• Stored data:

_ _ _ _ _

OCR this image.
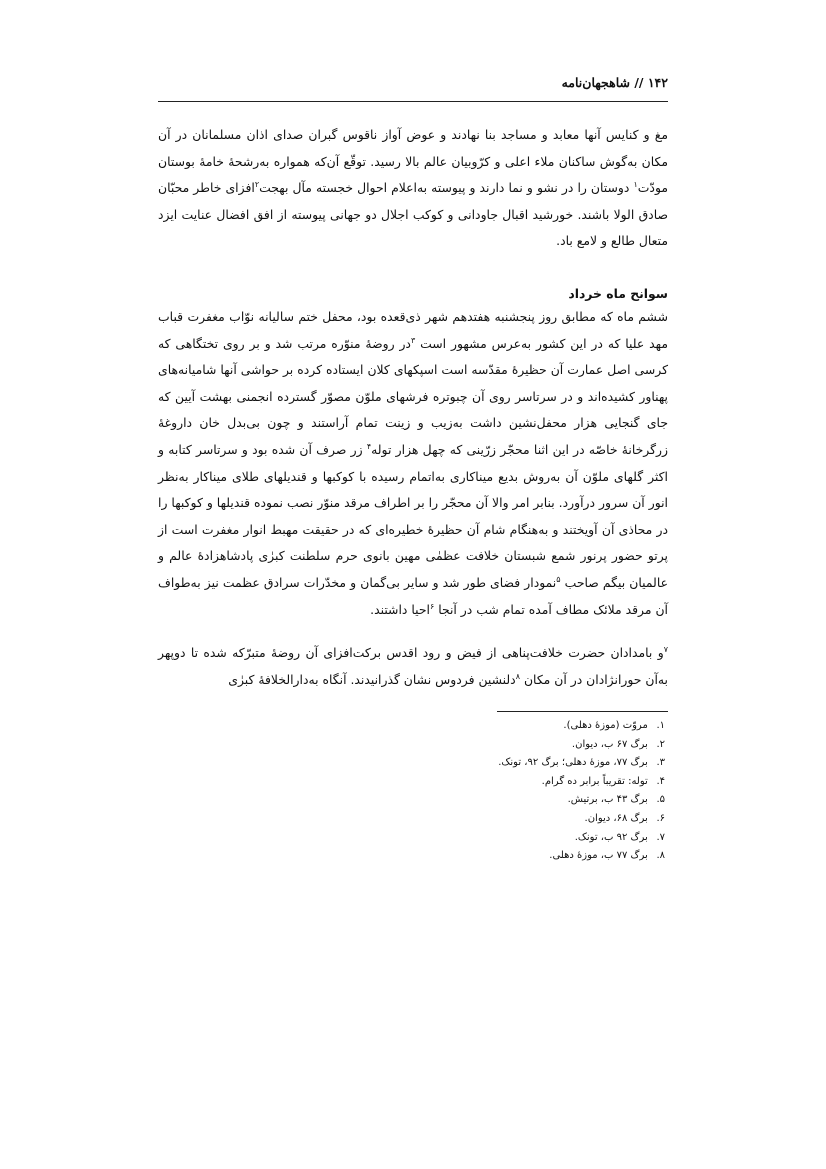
۱۴۲ // شاهجهان‌نامه
مغ و کنایس آنها معابد و مساجد بنا نهادند و عوض آواز ناقوس گبران صدای اذان مسلمانان در آن مکان به‌گوش ساکنان ملاء اعلی و کرّوبیان عالم بالا رسید. توقّع آن‌که همواره به‌رشحهٔ خامهٔ بوستان مودّت$^۱$ دوستان را در نشو و نما دارند و پیوسته به‌اعلام احوال خجسته مآل بهجت$^۲$افزای خاطر محبّان صادق الولا باشند. خورشید اقبال جاودانی و کوکب اجلال دو جهانی پیوسته از افق افضال عنایت ایزد متعال طالع و لامع باد.
سوانح ماه خرداد
ششم ماه که مطابق روز پنجشنبه هفتدهم شهر ذی‌قعده بود، محفل ختم سالیانه نوّاب مغفرت قباب مهد علیا که در این کشور به‌عرس مشهور است $^۳$در روضهٔ منوّره مرتب شد و بر روی تختگاهی که کرسی اصل عمارت آن حظیرهٔ مقدّسه است اسپکهای کلان ایستاده کرده بر حواشی آنها شامیانه‌های پهناور کشیده‌اند و در سرتاسر روی آن چبوتره فرشهای ملوّن مصوّر گسترده انجمنی بهشت آیین که جای گنجایی هزار محفل‌نشین داشت به‌زیب و زینت تمام آراستند و چون بی‌بدل خان داروغهٔ زرگرخانهٔ خاصّه در این اثنا محجّر زرّینی که چهل هزار توله$^۴$ زر صرف آن شده بود و سرتاسر کتابه و اکثر گلهای ملوّن آن به‌روش بدیع میناکاری به‌اتمام رسیده با کوکبها و قندیلهای طلای میناکار به‌نظر انور آن سرور درآورد. بنابر امر والا آن محجّر را بر اطراف مرقد منوّر نصب نموده قندیلها و کوکبها را در محاذی آن آویختند و به‌هنگام شام آن حظیرهٔ خطیره‌ای که در حقیقت مهبط انوار مغفرت است از پرتو حضور پرنور شمع شبستان خلافت عظمٰی مهین بانوی حرم سلطنت کبرٰی پادشاهزادهٔ عالم و عالمیان بیگم صاحب $^۵$نمودار فضای طور شد و سایر بی‌گمان و مخدّرات سرادق عظمت نیز به‌طواف آن مرقد ملائک مطاف آمده تمام شب در آنجا $^۶$احیا داشتند.
$^۷$و بامدادان حضرت خلافت‌پناهی از فیض و رود اقدس برکت‌افزای آن روضهٔ متبرّکه شده تا دوپهر به‌آن حورانژادان در آن مکان $^۸$دلنشین فردوس نشان گذرانیدند. آنگاه به‌دارالخلافهٔ کبرٰی
۱. مروّت (موزهٔ دهلی).
۲. برگ ۶۷ ب، دیوان.
۳. برگ ۷۷، موزهٔ دهلی؛ برگ ۹۲، تونک.
۴. توله: تقریباً برابر ده گرام.
۵. برگ ۴۳ ب، برتیش.
۶. برگ ۶۸، دیوان.
۷. برگ ۹۲ ب، تونک.
۸. برگ ۷۷ ب، موزهٔ دهلی.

_ _ _ _ _

• Task requirements:
Pull every line containing the word "روضه" out of the material and copy it.

• Correct answer:
ششم ماه که مطابق روز پنجشنبه هفتدهم شهر ذی‌قعده بود، محفل ختم سالیانه نوّاب مغفرت قباب مهد علیا که در این کشور به‌عرس مشهور است $^۳$در روضهٔ منوّره مرتب شد و بر روی تختگاهی که کرسی اصل عمارت آن حظیرهٔ مقدّسه است اسپکهای کلان ایستاده کرده بر حواشی آنها شامیانه‌های پهناور کشیده‌اند و در سرتاسر روی آن چبوتره فرشهای ملوّن مصوّر گسترده انجمنی بهشت آیین که جای گنجایی هزار محفل‌نشین داشت به‌زیب و زینت تمام آراستند و چون بی‌بدل خان داروغهٔ زرگرخانهٔ خاصّه در این اثنا محجّر زرّینی که چهل هزار توله$^۴$ زر صرف آن شده بود و سرتاسر کتابه و اکثر گلهای ملوّن آن به‌روش بدیع میناکاری به‌اتمام رسیده با کوکبها و قندیلهای طلای میناکار به‌نظر انور آن سرور درآورد. بنابر امر والا آن محجّر را بر اطراف مرقد منوّر نصب نموده قندیلها و کوکبها را در محاذی آن آویختند و به‌هنگام شام آن حظیرهٔ خطیره‌ای که در حقیقت مهبط انوار مغفرت است از پرتو حضور پرنور شمع شبستان خلافت عظمٰی مهین بانوی حرم سلطنت کبرٰی پادشاهزادهٔ عالم و عالمیان بیگم صاحب $^۵$نمودار فضای طور شد و سایر بی‌گمان و مخدّرات سرادق عظمت نیز به‌طواف آن مرقد ملائک مطاف آمده تمام شب در آنجا $^۶$احیا داشتند.
$^۷$و بامدادان حضرت خلافت‌پناهی از فیض و رود اقدس برکت‌افزای آن روضهٔ متبرّکه شده تا دوپهر به‌آن حورانژادان در آن مکان $^۸$دلنشین فردوس نشان گذرانیدند. آنگاه به‌دارالخلافهٔ کبرٰی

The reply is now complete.